--- Start Provided records ---
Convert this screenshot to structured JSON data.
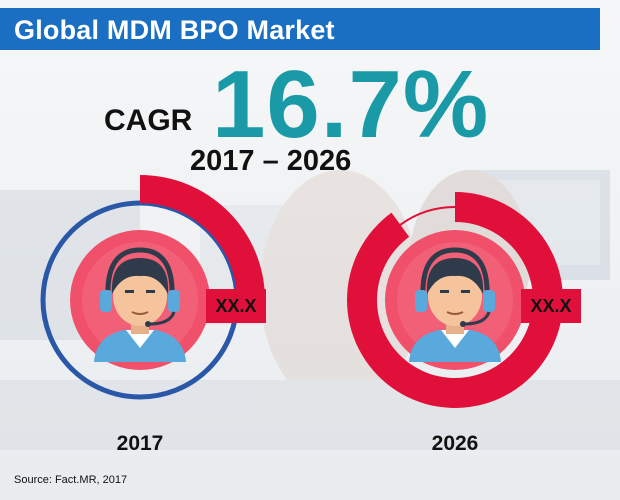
{
  "header": {
    "title": "Global MDM BPO Market"
  },
  "cagr": {
    "label": "CAGR",
    "value": "16.7%",
    "period": "2017 – 2026"
  },
  "colors": {
    "header_blue": "#1b6fc2",
    "cagr_teal": "#1a9aa6",
    "ring_red": "#e0103a",
    "ring_blue": "#2a57a8",
    "avatar_circle": "#f0506a"
  },
  "icons": [
    "headset-agent-icon"
  ],
  "chart_data": {
    "type": "pie",
    "title": "Global MDM BPO Market",
    "categories": [
      "2017",
      "2026"
    ],
    "values_label": [
      "XX.X",
      "XX.X"
    ],
    "series": [
      {
        "year": "2017",
        "value_label": "XX.X",
        "filled_fraction": 0.25
      },
      {
        "year": "2026",
        "value_label": "XX.X",
        "filled_fraction": 0.9
      }
    ]
  },
  "footer": {
    "source": "Source: Fact.MR, 2017"
  }
}
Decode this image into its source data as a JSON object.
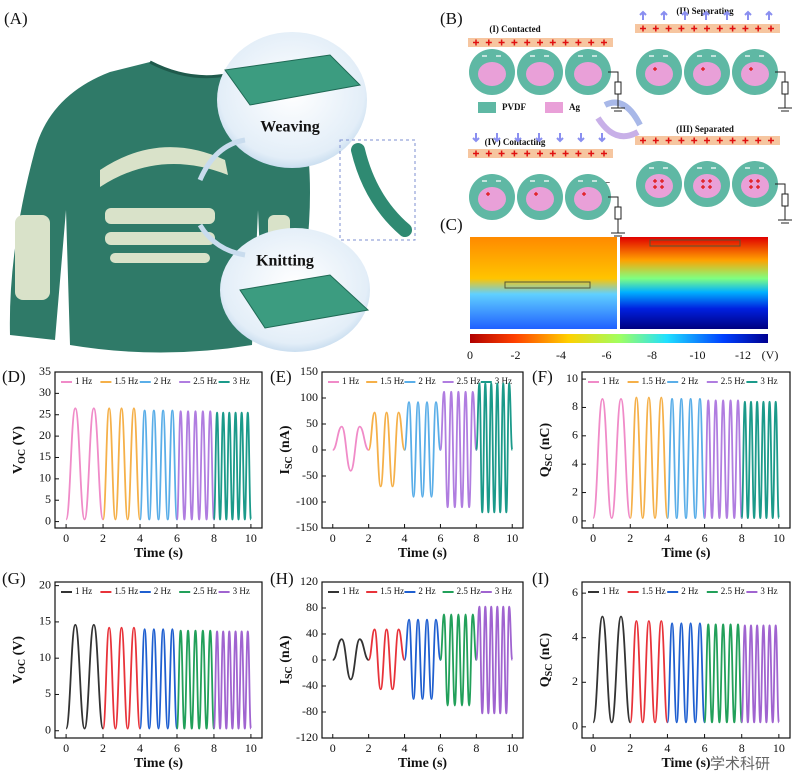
{
  "panel_labels": [
    "(A)",
    "(B)",
    "(C)",
    "(D)",
    "(E)",
    "(F)",
    "(G)",
    "(H)",
    "(I)"
  ],
  "panel_a": {
    "weaving": "Weaving",
    "knitting": "Knitting"
  },
  "panel_b": {
    "states": [
      "(I) Contacted",
      "(II) Separating",
      "(III) Separated",
      "(IV) Contacting"
    ],
    "legend": [
      "PVDF",
      "Ag"
    ],
    "electron": "e⁻"
  },
  "panel_c": {
    "colorbar_ticks": [
      0,
      -2,
      -4,
      -6,
      -8,
      -10,
      -12
    ],
    "unit": "(V)"
  },
  "watermark": "学术科研",
  "chart_data": [
    {
      "type": "line",
      "ylabel_symbol": "V",
      "ylabel_subscript": "OC",
      "ylabel_unit": " (V)",
      "xlabel": "Time (s)",
      "xlim": [
        -0.6,
        10.6
      ],
      "xticks": [
        0,
        2,
        4,
        6,
        8,
        10
      ],
      "ylim": [
        -1.5,
        35
      ],
      "yticks": [
        0,
        5,
        10,
        15,
        20,
        25,
        30,
        35
      ],
      "series": [
        {
          "name": "1 Hz",
          "color": "#f08bc8",
          "x": [
            0,
            0.5,
            1,
            1.5,
            2
          ],
          "values": [
            0.5,
            26.5,
            0.5,
            26.5,
            0.5
          ]
        },
        {
          "name": "1.5 Hz",
          "color": "#f5b049",
          "x": [
            2,
            2.33,
            2.67,
            3,
            3.33,
            3.67,
            4
          ],
          "values": [
            0.5,
            26.5,
            0.5,
            26.5,
            0.5,
            26.5,
            0.5
          ]
        },
        {
          "name": "2 Hz",
          "color": "#5aaee8",
          "x": [
            4,
            4.25,
            4.5,
            4.75,
            5,
            5.25,
            5.5,
            5.75,
            6
          ],
          "values": [
            0.5,
            26,
            0.5,
            26,
            0.5,
            26,
            0.5,
            26,
            0.5
          ]
        },
        {
          "name": "2.5 Hz",
          "color": "#b07de0",
          "x": [
            6,
            6.2,
            6.4,
            6.6,
            6.8,
            7,
            7.2,
            7.4,
            7.6,
            7.8,
            8
          ],
          "values": [
            0.5,
            25.8,
            0.5,
            25.8,
            0.5,
            25.8,
            0.5,
            25.8,
            0.5,
            25.8,
            0.5
          ]
        },
        {
          "name": "3 Hz",
          "color": "#1b9a8a",
          "x": [
            8,
            8.17,
            8.33,
            8.5,
            8.67,
            8.83,
            9,
            9.17,
            9.33,
            9.5,
            9.67,
            9.83,
            10
          ],
          "values": [
            0.5,
            25.5,
            0.5,
            25.5,
            0.5,
            25.5,
            0.5,
            25.5,
            0.5,
            25.5,
            0.5,
            25.5,
            0.5
          ]
        }
      ]
    },
    {
      "type": "line",
      "ylabel_symbol": "I",
      "ylabel_subscript": "SC",
      "ylabel_unit": " (nA)",
      "xlabel": "Time (s)",
      "xlim": [
        -0.6,
        10.6
      ],
      "xticks": [
        0,
        2,
        4,
        6,
        8,
        10
      ],
      "ylim": [
        -150,
        150
      ],
      "yticks": [
        -150,
        -100,
        -50,
        0,
        50,
        100,
        150
      ],
      "series": [
        {
          "name": "1 Hz",
          "color": "#f08bc8",
          "x": [
            0,
            0.5,
            1,
            1.5,
            2
          ],
          "values": [
            0,
            45,
            -40,
            45,
            0
          ]
        },
        {
          "name": "1.5 Hz",
          "color": "#f5b049",
          "x": [
            2,
            2.33,
            2.67,
            3,
            3.33,
            3.67,
            4
          ],
          "values": [
            0,
            72,
            -70,
            72,
            -70,
            72,
            0
          ]
        },
        {
          "name": "2 Hz",
          "color": "#5aaee8",
          "x": [
            4,
            4.25,
            4.5,
            4.75,
            5,
            5.25,
            5.5,
            5.75,
            6
          ],
          "values": [
            0,
            92,
            -90,
            92,
            -90,
            92,
            -90,
            92,
            0
          ]
        },
        {
          "name": "2.5 Hz",
          "color": "#b07de0",
          "x": [
            6,
            6.2,
            6.4,
            6.6,
            6.8,
            7,
            7.2,
            7.4,
            7.6,
            7.8,
            8
          ],
          "values": [
            0,
            112,
            -110,
            112,
            -110,
            112,
            -110,
            112,
            -110,
            112,
            0
          ]
        },
        {
          "name": "3 Hz",
          "color": "#1b9a8a",
          "x": [
            8,
            8.17,
            8.33,
            8.5,
            8.67,
            8.83,
            9,
            9.17,
            9.33,
            9.5,
            9.67,
            9.83,
            10
          ],
          "values": [
            0,
            128,
            -120,
            128,
            -120,
            128,
            -120,
            128,
            -120,
            128,
            -120,
            128,
            0
          ]
        }
      ]
    },
    {
      "type": "line",
      "ylabel_symbol": "Q",
      "ylabel_subscript": "SC",
      "ylabel_unit": " (nC)",
      "xlabel": "Time (s)",
      "xlim": [
        -0.6,
        10.6
      ],
      "xticks": [
        0,
        2,
        4,
        6,
        8,
        10
      ],
      "ylim": [
        -0.5,
        10.5
      ],
      "yticks": [
        0,
        2,
        4,
        6,
        8,
        10
      ],
      "series": [
        {
          "name": "1 Hz",
          "color": "#f08bc8",
          "x": [
            0,
            0.5,
            1,
            1.5,
            2
          ],
          "values": [
            0.2,
            8.6,
            0.2,
            8.6,
            0.2
          ]
        },
        {
          "name": "1.5 Hz",
          "color": "#f5b049",
          "x": [
            2,
            2.33,
            2.67,
            3,
            3.33,
            3.67,
            4
          ],
          "values": [
            0.2,
            8.7,
            0.2,
            8.7,
            0.2,
            8.7,
            0.2
          ]
        },
        {
          "name": "2 Hz",
          "color": "#5aaee8",
          "x": [
            4,
            4.25,
            4.5,
            4.75,
            5,
            5.25,
            5.5,
            5.75,
            6
          ],
          "values": [
            0.2,
            8.6,
            0.2,
            8.6,
            0.2,
            8.6,
            0.2,
            8.6,
            0.2
          ]
        },
        {
          "name": "2.5 Hz",
          "color": "#b07de0",
          "x": [
            6,
            6.2,
            6.4,
            6.6,
            6.8,
            7,
            7.2,
            7.4,
            7.6,
            7.8,
            8
          ],
          "values": [
            0.2,
            8.5,
            0.2,
            8.5,
            0.2,
            8.5,
            0.2,
            8.5,
            0.2,
            8.5,
            0.2
          ]
        },
        {
          "name": "3 Hz",
          "color": "#1b9a8a",
          "x": [
            8,
            8.17,
            8.33,
            8.5,
            8.67,
            8.83,
            9,
            9.17,
            9.33,
            9.5,
            9.67,
            9.83,
            10
          ],
          "values": [
            0.2,
            8.4,
            0.2,
            8.4,
            0.2,
            8.4,
            0.2,
            8.4,
            0.2,
            8.4,
            0.2,
            8.4,
            0.2
          ]
        }
      ]
    },
    {
      "type": "line",
      "ylabel_symbol": "V",
      "ylabel_subscript": "OC",
      "ylabel_unit": " (V)",
      "xlabel": "Time (s)",
      "xlim": [
        -0.6,
        10.6
      ],
      "xticks": [
        0,
        2,
        4,
        6,
        8,
        10
      ],
      "ylim": [
        -1,
        20.5
      ],
      "yticks": [
        0,
        5,
        10,
        15,
        20
      ],
      "series": [
        {
          "name": "1 Hz",
          "color": "#333333",
          "x": [
            0,
            0.5,
            1,
            1.5,
            2
          ],
          "values": [
            0.3,
            14.6,
            0.3,
            14.6,
            0.3
          ]
        },
        {
          "name": "1.5 Hz",
          "color": "#e8333a",
          "x": [
            2,
            2.33,
            2.67,
            3,
            3.33,
            3.67,
            4
          ],
          "values": [
            0.3,
            14.2,
            0.3,
            14.2,
            0.3,
            14.2,
            0.3
          ]
        },
        {
          "name": "2 Hz",
          "color": "#1f5fd0",
          "x": [
            4,
            4.25,
            4.5,
            4.75,
            5,
            5.25,
            5.5,
            5.75,
            6
          ],
          "values": [
            0.3,
            14,
            0.3,
            14,
            0.3,
            14,
            0.3,
            14,
            0.3
          ]
        },
        {
          "name": "2.5 Hz",
          "color": "#22a05a",
          "x": [
            6,
            6.2,
            6.4,
            6.6,
            6.8,
            7,
            7.2,
            7.4,
            7.6,
            7.8,
            8
          ],
          "values": [
            0.3,
            13.8,
            0.3,
            13.8,
            0.3,
            13.8,
            0.3,
            13.8,
            0.3,
            13.8,
            0.3
          ]
        },
        {
          "name": "3 Hz",
          "color": "#a064d0",
          "x": [
            8,
            8.17,
            8.33,
            8.5,
            8.67,
            8.83,
            9,
            9.17,
            9.33,
            9.5,
            9.67,
            9.83,
            10
          ],
          "values": [
            0.3,
            13.7,
            0.3,
            13.7,
            0.3,
            13.7,
            0.3,
            13.7,
            0.3,
            13.7,
            0.3,
            13.7,
            0.3
          ]
        }
      ]
    },
    {
      "type": "line",
      "ylabel_symbol": "I",
      "ylabel_subscript": "SC",
      "ylabel_unit": " (nA)",
      "xlabel": "Time (s)",
      "xlim": [
        -0.6,
        10.6
      ],
      "xticks": [
        0,
        2,
        4,
        6,
        8,
        10
      ],
      "ylim": [
        -120,
        120
      ],
      "yticks": [
        -120,
        -80,
        -40,
        0,
        40,
        80,
        120
      ],
      "series": [
        {
          "name": "1 Hz",
          "color": "#333333",
          "x": [
            0,
            0.5,
            1,
            1.5,
            2
          ],
          "values": [
            0,
            32,
            -30,
            32,
            0
          ]
        },
        {
          "name": "1.5 Hz",
          "color": "#e8333a",
          "x": [
            2,
            2.33,
            2.67,
            3,
            3.33,
            3.67,
            4
          ],
          "values": [
            0,
            47,
            -45,
            47,
            -45,
            47,
            0
          ]
        },
        {
          "name": "2 Hz",
          "color": "#1f5fd0",
          "x": [
            4,
            4.25,
            4.5,
            4.75,
            5,
            5.25,
            5.5,
            5.75,
            6
          ],
          "values": [
            0,
            62,
            -60,
            62,
            -60,
            62,
            -60,
            62,
            0
          ]
        },
        {
          "name": "2.5 Hz",
          "color": "#22a05a",
          "x": [
            6,
            6.2,
            6.4,
            6.6,
            6.8,
            7,
            7.2,
            7.4,
            7.6,
            7.8,
            8
          ],
          "values": [
            0,
            70,
            -70,
            70,
            -70,
            70,
            -70,
            70,
            -70,
            70,
            0
          ]
        },
        {
          "name": "3 Hz",
          "color": "#a064d0",
          "x": [
            8,
            8.17,
            8.33,
            8.5,
            8.67,
            8.83,
            9,
            9.17,
            9.33,
            9.5,
            9.67,
            9.83,
            10
          ],
          "values": [
            0,
            82,
            -82,
            82,
            -82,
            82,
            -82,
            82,
            -82,
            82,
            -82,
            82,
            0
          ]
        }
      ]
    },
    {
      "type": "line",
      "ylabel_symbol": "Q",
      "ylabel_subscript": "SC",
      "ylabel_unit": " (nC)",
      "xlabel": "Time (s)",
      "xlim": [
        -0.6,
        10.6
      ],
      "xticks": [
        0,
        2,
        4,
        6,
        8,
        10
      ],
      "ylim": [
        -0.5,
        6.5
      ],
      "yticks": [
        0,
        2,
        4,
        6
      ],
      "series": [
        {
          "name": "1 Hz",
          "color": "#333333",
          "x": [
            0,
            0.5,
            1,
            1.5,
            2
          ],
          "values": [
            0.2,
            4.95,
            0.2,
            4.95,
            0.2
          ]
        },
        {
          "name": "1.5 Hz",
          "color": "#e8333a",
          "x": [
            2,
            2.33,
            2.67,
            3,
            3.33,
            3.67,
            4
          ],
          "values": [
            0.2,
            4.75,
            0.2,
            4.75,
            0.2,
            4.75,
            0.2
          ]
        },
        {
          "name": "2 Hz",
          "color": "#1f5fd0",
          "x": [
            4,
            4.25,
            4.5,
            4.75,
            5,
            5.25,
            5.5,
            5.75,
            6
          ],
          "values": [
            0.2,
            4.65,
            0.2,
            4.65,
            0.2,
            4.65,
            0.2,
            4.65,
            0.2
          ]
        },
        {
          "name": "2.5 Hz",
          "color": "#22a05a",
          "x": [
            6,
            6.2,
            6.4,
            6.6,
            6.8,
            7,
            7.2,
            7.4,
            7.6,
            7.8,
            8
          ],
          "values": [
            0.2,
            4.6,
            0.2,
            4.6,
            0.2,
            4.6,
            0.2,
            4.6,
            0.2,
            4.6,
            0.2
          ]
        },
        {
          "name": "3 Hz",
          "color": "#a064d0",
          "x": [
            8,
            8.17,
            8.33,
            8.5,
            8.67,
            8.83,
            9,
            9.17,
            9.33,
            9.5,
            9.67,
            9.83,
            10
          ],
          "values": [
            0.2,
            4.55,
            0.2,
            4.55,
            0.2,
            4.55,
            0.2,
            4.55,
            0.2,
            4.55,
            0.2,
            4.55,
            0.2
          ]
        }
      ]
    }
  ]
}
--- End Provided records ---
> **Set exercise**
In the records above, collect each line with "this".

> **Written reply**
Convert this screenshot to structured JSON data.
Decode this image into its source data as a JSON object.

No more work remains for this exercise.